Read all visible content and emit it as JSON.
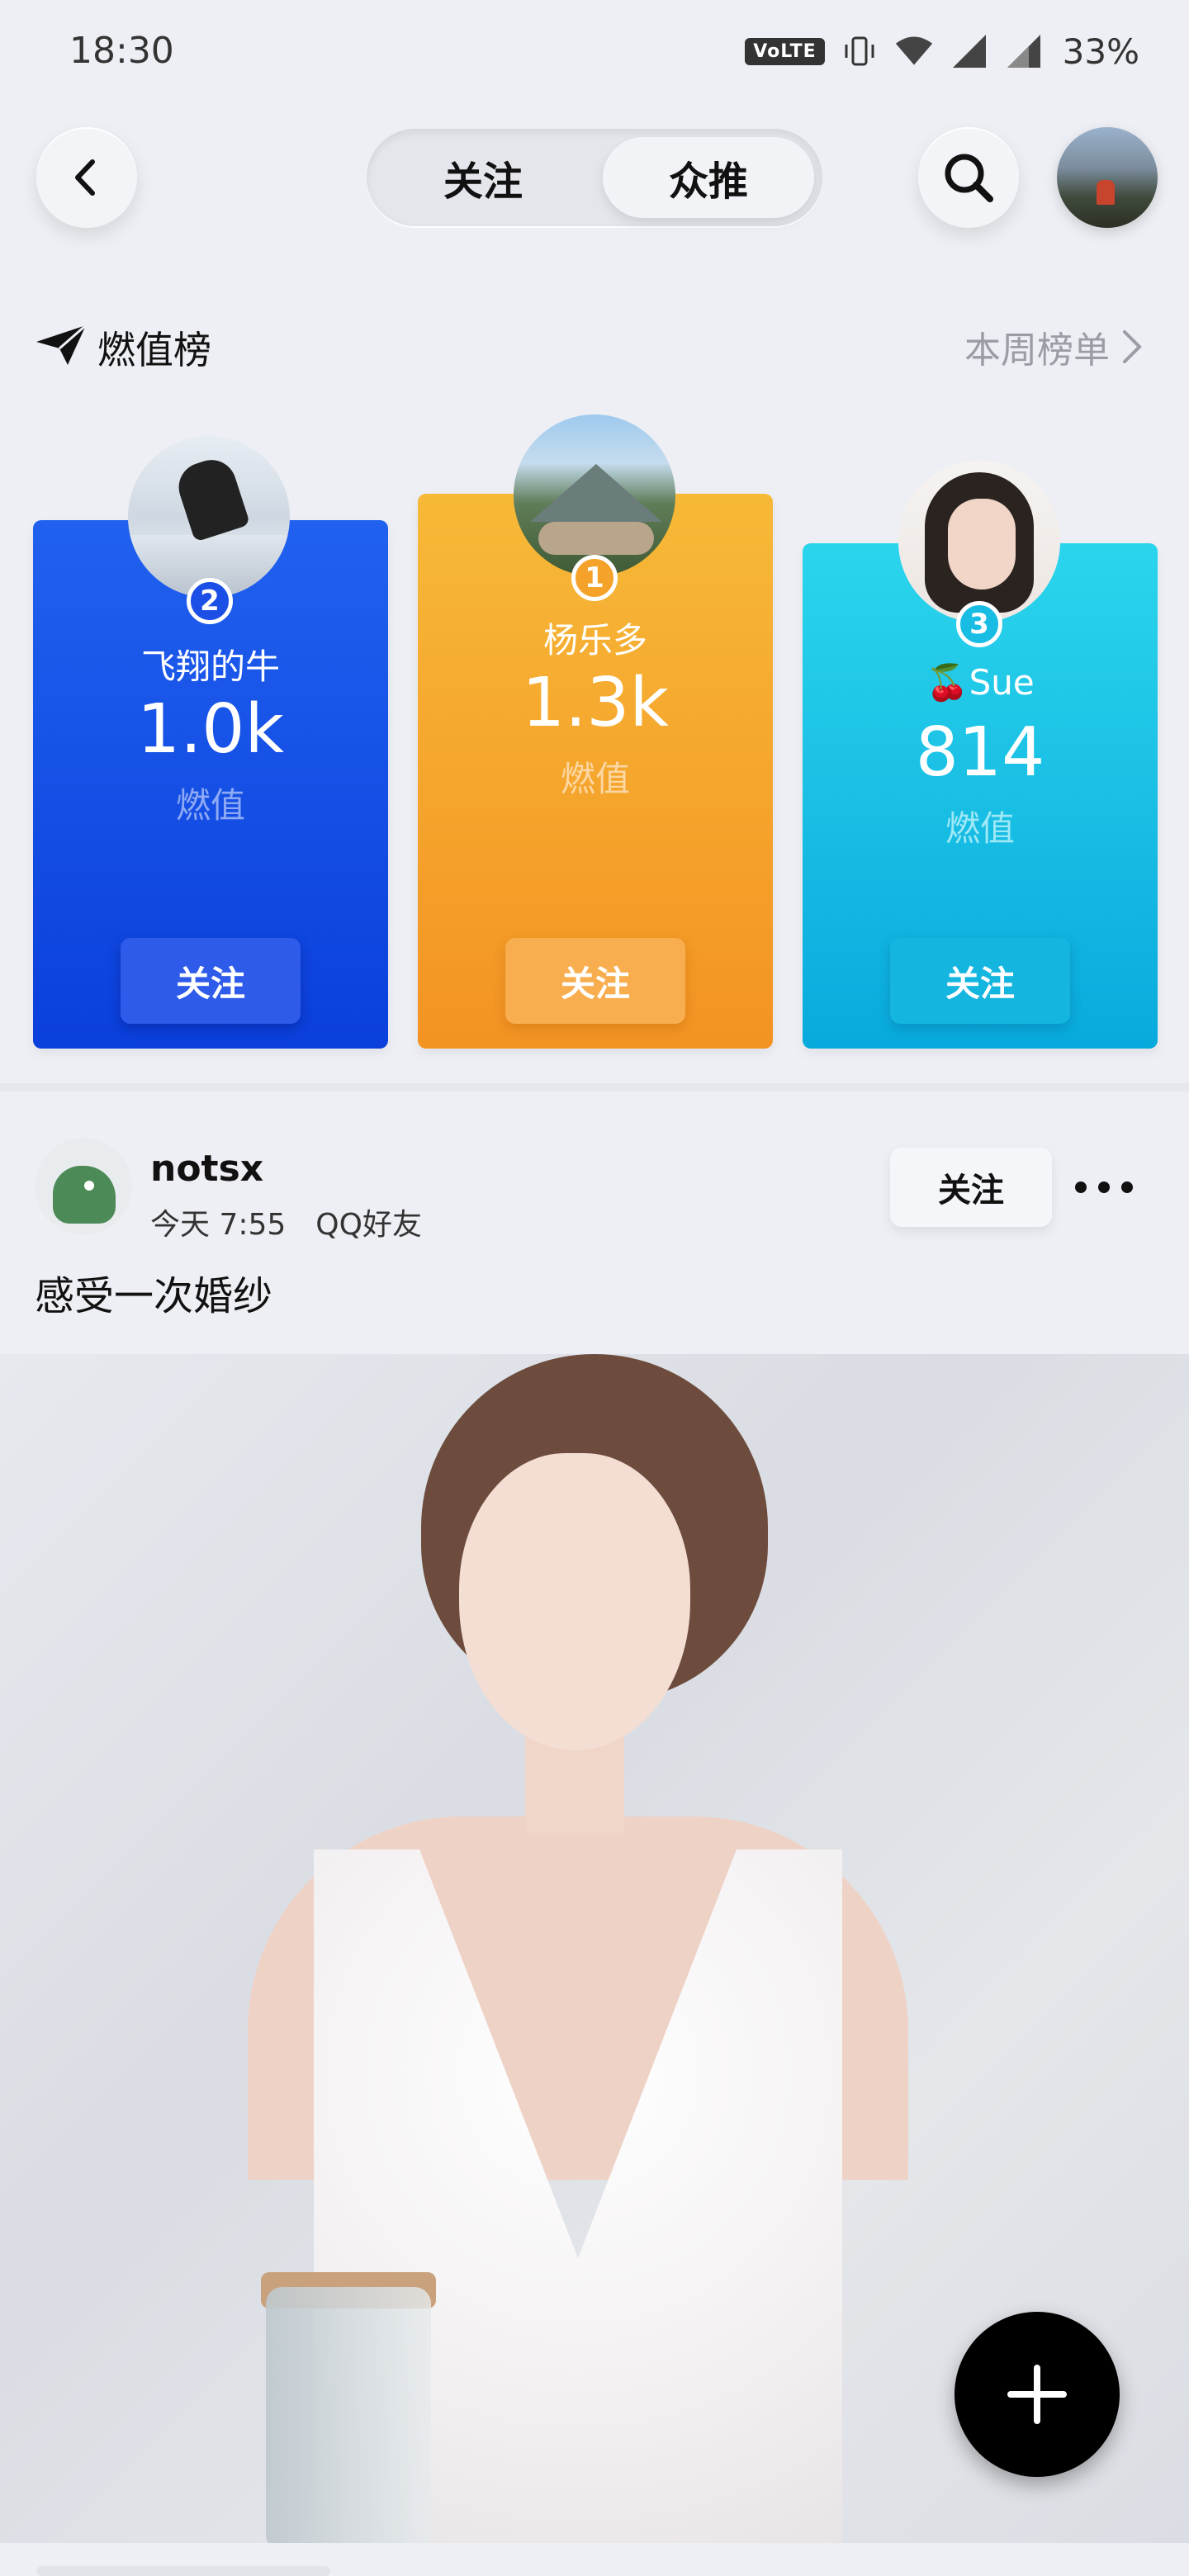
{
  "status_bar": {
    "time": "18:30",
    "volte": "VoLTE",
    "battery": "33%",
    "icons": [
      "volte-icon",
      "vibrate-icon",
      "wifi-icon",
      "signal-icon",
      "signal-icon"
    ]
  },
  "header": {
    "tabs": [
      {
        "label": "关注",
        "active": false
      },
      {
        "label": "众推",
        "active": true
      }
    ],
    "icons": [
      "back-arrow-icon",
      "search-icon",
      "user-avatar"
    ]
  },
  "leaderboard": {
    "title": "燃值榜",
    "link": "本周榜单",
    "icon": "paper-plane-icon",
    "ranks": [
      {
        "rank": "2",
        "name": "飞翔的牛",
        "score": "1.0k",
        "unit": "燃值",
        "follow": "关注",
        "color": "#0a3fdc"
      },
      {
        "rank": "1",
        "name": "杨乐多",
        "score": "1.3k",
        "unit": "燃值",
        "follow": "关注",
        "color": "#f39322"
      },
      {
        "rank": "3",
        "name": "🍒Sue",
        "score": "814",
        "unit": "燃值",
        "follow": "关注",
        "color": "#08aadd"
      }
    ]
  },
  "post": {
    "user": "notsx",
    "time": "今天 7:55",
    "source": "QQ好友",
    "follow": "关注",
    "text": "感受一次婚纱"
  },
  "colors": {
    "background": "#eeeff4",
    "rank_2": "#1e58ec",
    "rank_1": "#f5a42b",
    "rank_3": "#1ec2e6",
    "unit_text_blue": "#8ea9f5",
    "unit_text_orange": "#fcd7a2",
    "unit_text_cyan": "#9ee8f6"
  }
}
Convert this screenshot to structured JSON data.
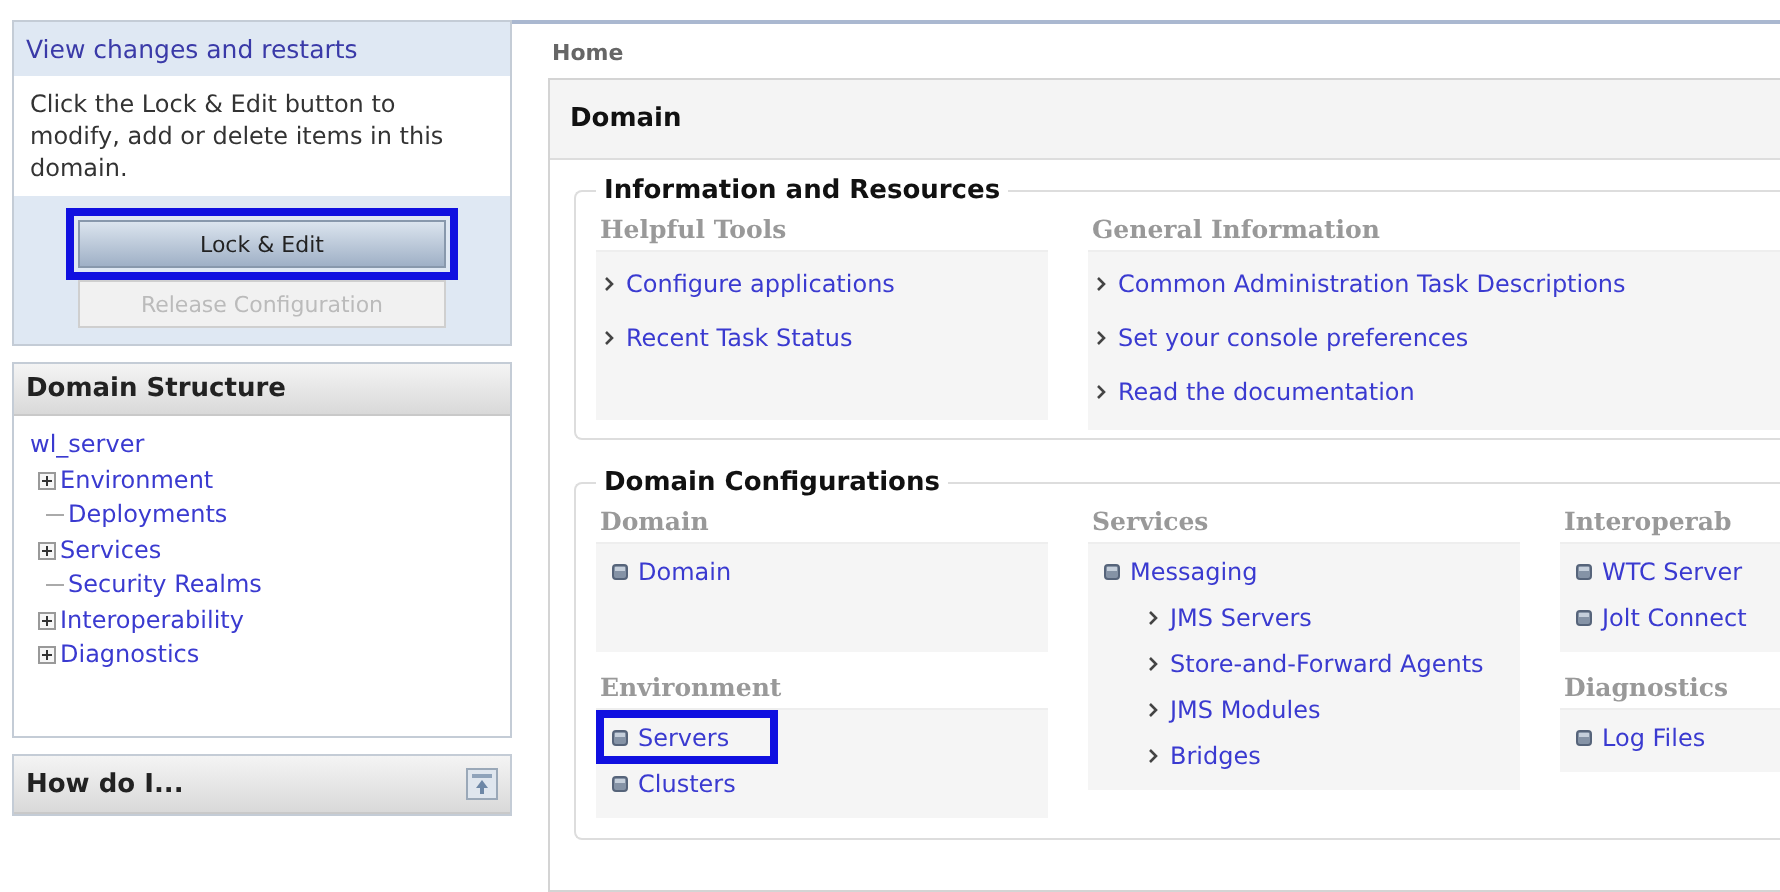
{
  "change_center": {
    "title": "View changes and restarts",
    "message": "Click the Lock & Edit button to modify, add or delete items in this domain.",
    "buttons": [
      {
        "label": "Lock & Edit",
        "disabled": false,
        "highlighted": true
      },
      {
        "label": "Release Configuration",
        "disabled": true,
        "highlighted": false
      }
    ]
  },
  "domain_structure": {
    "title": "Domain Structure",
    "root": "wl_server",
    "children": [
      {
        "label": "Environment",
        "expandable": true
      },
      {
        "label": "Deployments",
        "expandable": false
      },
      {
        "label": "Services",
        "expandable": true
      },
      {
        "label": "Security Realms",
        "expandable": false
      },
      {
        "label": "Interoperability",
        "expandable": true
      },
      {
        "label": "Diagnostics",
        "expandable": true
      }
    ]
  },
  "how_do_i": {
    "title": "How do I..."
  },
  "breadcrumb": "Home",
  "page_title": "Domain",
  "info_section": {
    "title": "Information and Resources",
    "columns": [
      {
        "heading": "Helpful Tools",
        "links": [
          "Configure applications",
          "Recent Task Status"
        ]
      },
      {
        "heading": "General Information",
        "links": [
          "Common Administration Task Descriptions",
          "Set your console preferences",
          "Read the documentation"
        ]
      }
    ]
  },
  "config_section": {
    "title": "Domain Configurations",
    "columns": [
      {
        "groups": [
          {
            "heading": "Domain",
            "items": [
              {
                "label": "Domain",
                "kind": "bullet",
                "highlighted": false
              }
            ]
          },
          {
            "heading": "Environment",
            "items": [
              {
                "label": "Servers",
                "kind": "bullet",
                "highlighted": true
              },
              {
                "label": "Clusters",
                "kind": "bullet",
                "highlighted": false
              }
            ]
          }
        ]
      },
      {
        "groups": [
          {
            "heading": "Services",
            "items": [
              {
                "label": "Messaging",
                "kind": "bullet",
                "highlighted": false
              },
              {
                "label": "JMS Servers",
                "kind": "sub",
                "highlighted": false
              },
              {
                "label": "Store-and-Forward Agents",
                "kind": "sub",
                "highlighted": false
              },
              {
                "label": "JMS Modules",
                "kind": "sub",
                "highlighted": false
              },
              {
                "label": "Bridges",
                "kind": "sub",
                "highlighted": false
              }
            ]
          }
        ]
      },
      {
        "groups": [
          {
            "heading": "Interoperab",
            "items": [
              {
                "label": "WTC Server",
                "kind": "bullet",
                "highlighted": false
              },
              {
                "label": "Jolt Connect",
                "kind": "bullet",
                "highlighted": false
              }
            ]
          },
          {
            "heading": "Diagnostics",
            "items": [
              {
                "label": "Log Files",
                "kind": "bullet",
                "highlighted": false
              }
            ]
          }
        ]
      }
    ]
  }
}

**WHAT YOU WILL DO**
Transcribe the records verbatim and omit the images.

**THE RESULT**
Read all visible content and emit it as JSON.
{
  "status_bar": {
    "time": "18:30",
    "volte": "VoLTE",
    "battery": "33%",
    "icons": [
      "volte-icon",
      "vibrate-icon",
      "wifi-icon",
      "signal-icon",
      "signal-icon"
    ]
  },
  "header": {
    "tabs": [
      {
        "label": "关注",
        "active": false
      },
      {
        "label": "众推",
        "active": true
      }
    ],
    "icons": [
      "back-arrow-icon",
      "search-icon",
      "user-avatar"
    ]
  },
  "leaderboard": {
    "title": "燃值榜",
    "link": "本周榜单",
    "icon": "paper-plane-icon",
    "ranks": [
      {
        "rank": "2",
        "name": "飞翔的牛",
        "score": "1.0k",
        "unit": "燃值",
        "follow": "关注",
        "color": "#0a3fdc"
      },
      {
        "rank": "1",
        "name": "杨乐多",
        "score": "1.3k",
        "unit": "燃值",
        "follow": "关注",
        "color": "#f39322"
      },
      {
        "rank": "3",
        "name": "🍒Sue",
        "score": "814",
        "unit": "燃值",
        "follow": "关注",
        "color": "#08aadd"
      }
    ]
  },
  "post": {
    "user": "notsx",
    "time": "今天 7:55",
    "source": "QQ好友",
    "follow": "关注",
    "text": "感受一次婚纱"
  },
  "colors": {
    "background": "#eeeff4",
    "rank_2": "#1e58ec",
    "rank_1": "#f5a42b",
    "rank_3": "#1ec2e6",
    "unit_text_blue": "#8ea9f5",
    "unit_text_orange": "#fcd7a2",
    "unit_text_cyan": "#9ee8f6"
  }
}
Convert this screenshot to structured JSON data.
{
  "change_center": {
    "title": "View changes and restarts",
    "message": "Click the Lock & Edit button to modify, add or delete items in this domain.",
    "buttons": [
      {
        "label": "Lock & Edit",
        "disabled": false,
        "highlighted": true
      },
      {
        "label": "Release Configuration",
        "disabled": true,
        "highlighted": false
      }
    ]
  },
  "domain_structure": {
    "title": "Domain Structure",
    "root": "wl_server",
    "children": [
      {
        "label": "Environment",
        "expandable": true
      },
      {
        "label": "Deployments",
        "expandable": false
      },
      {
        "label": "Services",
        "expandable": true
      },
      {
        "label": "Security Realms",
        "expandable": false
      },
      {
        "label": "Interoperability",
        "expandable": true
      },
      {
        "label": "Diagnostics",
        "expandable": true
      }
    ]
  },
  "how_do_i": {
    "title": "How do I..."
  },
  "breadcrumb": "Home",
  "page_title": "Domain",
  "info_section": {
    "title": "Information and Resources",
    "columns": [
      {
        "heading": "Helpful Tools",
        "links": [
          "Configure applications",
          "Recent Task Status"
        ]
      },
      {
        "heading": "General Information",
        "links": [
          "Common Administration Task Descriptions",
          "Set your console preferences",
          "Read the documentation"
        ]
      }
    ]
  },
  "config_section": {
    "title": "Domain Configurations",
    "columns": [
      {
        "groups": [
          {
            "heading": "Domain",
            "items": [
              {
                "label": "Domain",
                "kind": "bullet",
                "highlighted": false
              }
            ]
          },
          {
            "heading": "Environment",
            "items": [
              {
                "label": "Servers",
                "kind": "bullet",
                "highlighted": true
              },
              {
                "label": "Clusters",
                "kind": "bullet",
                "highlighted": false
              }
            ]
          }
        ]
      },
      {
        "groups": [
          {
            "heading": "Services",
            "items": [
              {
                "label": "Messaging",
                "kind": "bullet",
                "highlighted": false
              },
              {
                "label": "JMS Servers",
                "kind": "sub",
                "highlighted": false
              },
              {
                "label": "Store-and-Forward Agents",
                "kind": "sub",
                "highlighted": false
              },
              {
                "label": "JMS Modules",
                "kind": "sub",
                "highlighted": false
              },
              {
                "label": "Bridges",
                "kind": "sub",
                "highlighted": false
              }
            ]
          }
        ]
      },
      {
        "groups": [
          {
            "heading": "Interoperab",
            "items": [
              {
                "label": "WTC Server",
                "kind": "bullet",
                "highlighted": false
              },
              {
                "label": "Jolt Connect",
                "kind": "bullet",
                "highlighted": false
              }
            ]
          },
          {
            "heading": "Diagnostics",
            "items": [
              {
                "label": "Log Files",
                "kind": "bullet",
                "highlighted": false
              }
            ]
          }
        ]
      }
    ]
  }
}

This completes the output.